[Excerpts from a figure dataset]
● ● ● ● ● ● ●
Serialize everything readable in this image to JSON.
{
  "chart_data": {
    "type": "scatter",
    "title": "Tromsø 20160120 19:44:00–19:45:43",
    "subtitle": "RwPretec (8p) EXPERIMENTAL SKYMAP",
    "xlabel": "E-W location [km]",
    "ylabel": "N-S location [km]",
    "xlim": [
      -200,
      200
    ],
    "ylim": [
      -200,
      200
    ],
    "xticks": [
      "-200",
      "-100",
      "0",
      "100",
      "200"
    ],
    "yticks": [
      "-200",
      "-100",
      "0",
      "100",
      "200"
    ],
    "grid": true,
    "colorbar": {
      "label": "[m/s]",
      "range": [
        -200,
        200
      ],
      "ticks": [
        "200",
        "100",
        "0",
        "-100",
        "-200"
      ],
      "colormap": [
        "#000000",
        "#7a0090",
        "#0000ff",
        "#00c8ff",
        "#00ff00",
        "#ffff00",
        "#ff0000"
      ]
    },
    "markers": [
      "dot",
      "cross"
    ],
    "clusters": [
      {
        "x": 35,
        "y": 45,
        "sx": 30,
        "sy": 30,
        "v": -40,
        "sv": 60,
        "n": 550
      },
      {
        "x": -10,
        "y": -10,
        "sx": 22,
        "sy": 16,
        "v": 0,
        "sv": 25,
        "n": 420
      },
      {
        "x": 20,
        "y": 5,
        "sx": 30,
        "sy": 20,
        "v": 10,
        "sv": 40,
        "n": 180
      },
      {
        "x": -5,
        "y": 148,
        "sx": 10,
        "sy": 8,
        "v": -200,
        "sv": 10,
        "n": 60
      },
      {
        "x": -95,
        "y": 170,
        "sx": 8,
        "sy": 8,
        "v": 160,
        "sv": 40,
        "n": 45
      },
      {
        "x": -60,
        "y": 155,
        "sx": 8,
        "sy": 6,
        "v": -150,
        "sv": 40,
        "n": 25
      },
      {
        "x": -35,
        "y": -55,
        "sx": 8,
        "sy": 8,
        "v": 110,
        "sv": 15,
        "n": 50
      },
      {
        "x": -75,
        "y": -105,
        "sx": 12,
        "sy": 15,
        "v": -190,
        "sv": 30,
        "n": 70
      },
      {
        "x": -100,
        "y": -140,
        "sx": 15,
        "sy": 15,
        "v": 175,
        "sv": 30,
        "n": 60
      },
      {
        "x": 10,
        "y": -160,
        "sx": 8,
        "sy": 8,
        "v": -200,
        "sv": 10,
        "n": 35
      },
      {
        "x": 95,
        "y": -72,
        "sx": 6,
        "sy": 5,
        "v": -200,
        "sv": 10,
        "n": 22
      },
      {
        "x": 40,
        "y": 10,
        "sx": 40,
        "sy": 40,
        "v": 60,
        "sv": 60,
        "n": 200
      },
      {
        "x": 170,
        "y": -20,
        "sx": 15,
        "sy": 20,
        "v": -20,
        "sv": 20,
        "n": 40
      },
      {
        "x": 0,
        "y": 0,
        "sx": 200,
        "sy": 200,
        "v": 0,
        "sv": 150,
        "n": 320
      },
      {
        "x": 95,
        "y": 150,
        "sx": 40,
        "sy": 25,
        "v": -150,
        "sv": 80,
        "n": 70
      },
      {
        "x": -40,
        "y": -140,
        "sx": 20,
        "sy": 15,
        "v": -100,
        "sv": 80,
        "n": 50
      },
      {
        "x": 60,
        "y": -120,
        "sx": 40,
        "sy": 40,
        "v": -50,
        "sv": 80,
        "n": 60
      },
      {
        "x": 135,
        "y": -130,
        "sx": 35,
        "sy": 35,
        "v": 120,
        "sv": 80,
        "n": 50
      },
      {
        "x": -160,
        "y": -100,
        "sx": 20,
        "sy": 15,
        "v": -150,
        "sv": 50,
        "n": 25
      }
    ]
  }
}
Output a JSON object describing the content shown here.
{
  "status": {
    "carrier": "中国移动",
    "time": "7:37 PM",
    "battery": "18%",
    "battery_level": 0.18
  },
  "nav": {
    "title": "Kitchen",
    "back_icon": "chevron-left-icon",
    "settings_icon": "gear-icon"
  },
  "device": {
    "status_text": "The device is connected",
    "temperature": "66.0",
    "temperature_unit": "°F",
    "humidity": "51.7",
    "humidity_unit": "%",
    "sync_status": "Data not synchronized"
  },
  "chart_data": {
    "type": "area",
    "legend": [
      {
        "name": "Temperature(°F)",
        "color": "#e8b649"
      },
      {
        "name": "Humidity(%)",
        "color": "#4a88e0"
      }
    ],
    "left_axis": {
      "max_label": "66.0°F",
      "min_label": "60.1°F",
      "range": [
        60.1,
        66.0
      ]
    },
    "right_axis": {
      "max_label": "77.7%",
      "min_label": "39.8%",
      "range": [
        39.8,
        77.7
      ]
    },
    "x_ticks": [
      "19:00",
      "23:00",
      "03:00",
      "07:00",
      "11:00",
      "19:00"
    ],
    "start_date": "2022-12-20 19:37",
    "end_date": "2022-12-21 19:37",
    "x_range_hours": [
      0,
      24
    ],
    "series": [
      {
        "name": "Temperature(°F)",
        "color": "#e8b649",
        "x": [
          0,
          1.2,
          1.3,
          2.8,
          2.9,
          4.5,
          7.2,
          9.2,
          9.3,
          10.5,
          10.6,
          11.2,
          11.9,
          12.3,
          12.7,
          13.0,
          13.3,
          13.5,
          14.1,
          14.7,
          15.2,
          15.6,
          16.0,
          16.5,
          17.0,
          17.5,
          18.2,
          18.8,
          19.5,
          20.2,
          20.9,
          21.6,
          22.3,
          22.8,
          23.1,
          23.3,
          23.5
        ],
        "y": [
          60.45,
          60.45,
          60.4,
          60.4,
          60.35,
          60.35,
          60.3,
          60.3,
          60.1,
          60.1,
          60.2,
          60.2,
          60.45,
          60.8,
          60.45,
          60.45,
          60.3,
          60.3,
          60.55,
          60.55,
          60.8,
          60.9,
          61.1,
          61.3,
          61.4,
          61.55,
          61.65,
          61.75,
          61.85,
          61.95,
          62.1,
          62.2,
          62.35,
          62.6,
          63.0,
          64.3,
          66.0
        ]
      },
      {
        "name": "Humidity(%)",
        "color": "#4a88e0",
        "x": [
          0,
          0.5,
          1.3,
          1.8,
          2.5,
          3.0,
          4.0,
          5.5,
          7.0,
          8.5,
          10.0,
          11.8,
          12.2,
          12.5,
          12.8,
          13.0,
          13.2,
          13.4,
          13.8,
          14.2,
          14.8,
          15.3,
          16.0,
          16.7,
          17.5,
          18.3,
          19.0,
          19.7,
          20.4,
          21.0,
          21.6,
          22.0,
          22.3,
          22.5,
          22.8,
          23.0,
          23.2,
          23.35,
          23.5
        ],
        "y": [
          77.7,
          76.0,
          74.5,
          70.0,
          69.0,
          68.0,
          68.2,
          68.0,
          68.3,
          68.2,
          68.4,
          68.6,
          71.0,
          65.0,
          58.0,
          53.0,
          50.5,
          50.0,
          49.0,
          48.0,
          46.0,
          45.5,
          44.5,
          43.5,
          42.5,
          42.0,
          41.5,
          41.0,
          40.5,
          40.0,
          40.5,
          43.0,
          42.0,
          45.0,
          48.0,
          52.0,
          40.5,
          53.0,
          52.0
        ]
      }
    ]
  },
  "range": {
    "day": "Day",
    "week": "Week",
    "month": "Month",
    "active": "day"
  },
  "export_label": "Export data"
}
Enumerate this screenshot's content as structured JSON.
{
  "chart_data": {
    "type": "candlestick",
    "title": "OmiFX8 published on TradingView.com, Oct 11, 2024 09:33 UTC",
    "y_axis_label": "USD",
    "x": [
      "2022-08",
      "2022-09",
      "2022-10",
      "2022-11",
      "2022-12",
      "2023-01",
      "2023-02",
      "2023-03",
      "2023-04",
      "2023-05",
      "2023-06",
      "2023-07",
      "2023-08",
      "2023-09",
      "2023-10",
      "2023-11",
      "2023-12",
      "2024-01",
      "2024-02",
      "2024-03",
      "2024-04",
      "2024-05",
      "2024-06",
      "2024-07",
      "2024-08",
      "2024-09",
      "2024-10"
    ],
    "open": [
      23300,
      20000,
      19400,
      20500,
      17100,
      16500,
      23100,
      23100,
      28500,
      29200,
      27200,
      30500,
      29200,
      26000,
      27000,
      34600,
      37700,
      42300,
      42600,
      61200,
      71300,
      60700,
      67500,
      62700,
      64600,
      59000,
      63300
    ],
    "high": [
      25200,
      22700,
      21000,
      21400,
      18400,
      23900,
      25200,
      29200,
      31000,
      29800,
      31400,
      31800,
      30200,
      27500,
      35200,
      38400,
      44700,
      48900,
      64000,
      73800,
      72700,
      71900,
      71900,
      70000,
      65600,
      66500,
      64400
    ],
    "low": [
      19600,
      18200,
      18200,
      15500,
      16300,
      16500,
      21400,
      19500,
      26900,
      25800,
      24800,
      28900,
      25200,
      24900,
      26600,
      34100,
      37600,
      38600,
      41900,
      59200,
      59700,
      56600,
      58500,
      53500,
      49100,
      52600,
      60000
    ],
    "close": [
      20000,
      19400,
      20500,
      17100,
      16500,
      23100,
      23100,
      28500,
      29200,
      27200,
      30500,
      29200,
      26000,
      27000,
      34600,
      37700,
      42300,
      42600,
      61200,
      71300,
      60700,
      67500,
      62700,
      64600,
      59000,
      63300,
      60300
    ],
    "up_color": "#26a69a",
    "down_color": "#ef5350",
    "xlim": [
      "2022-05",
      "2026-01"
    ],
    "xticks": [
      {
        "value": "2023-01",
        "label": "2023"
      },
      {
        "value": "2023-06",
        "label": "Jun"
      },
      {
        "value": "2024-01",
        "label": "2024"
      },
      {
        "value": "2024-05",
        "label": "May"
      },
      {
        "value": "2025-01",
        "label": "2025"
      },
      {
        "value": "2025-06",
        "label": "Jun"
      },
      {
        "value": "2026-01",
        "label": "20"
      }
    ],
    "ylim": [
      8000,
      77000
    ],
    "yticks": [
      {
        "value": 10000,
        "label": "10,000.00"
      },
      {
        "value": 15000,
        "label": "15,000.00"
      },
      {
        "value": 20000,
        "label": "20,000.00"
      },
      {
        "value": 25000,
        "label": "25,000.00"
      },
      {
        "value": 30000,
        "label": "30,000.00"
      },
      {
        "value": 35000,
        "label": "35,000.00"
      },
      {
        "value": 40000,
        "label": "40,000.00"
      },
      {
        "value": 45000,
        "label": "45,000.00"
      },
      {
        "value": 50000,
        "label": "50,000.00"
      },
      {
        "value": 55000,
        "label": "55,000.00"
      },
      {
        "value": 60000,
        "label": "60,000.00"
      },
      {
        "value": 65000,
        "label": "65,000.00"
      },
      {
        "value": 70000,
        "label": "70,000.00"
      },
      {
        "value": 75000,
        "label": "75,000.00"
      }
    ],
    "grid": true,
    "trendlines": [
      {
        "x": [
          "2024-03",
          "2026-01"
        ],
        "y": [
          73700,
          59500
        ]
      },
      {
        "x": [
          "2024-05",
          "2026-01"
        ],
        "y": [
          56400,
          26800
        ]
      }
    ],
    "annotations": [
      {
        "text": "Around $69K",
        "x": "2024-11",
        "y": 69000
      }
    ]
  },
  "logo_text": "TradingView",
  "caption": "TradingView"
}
● ● ● ● ● ● ●
Copy each line above containing the string "location".

    "xlabel": "E-W location [km]",
    "ylabel": "N-S location [km]",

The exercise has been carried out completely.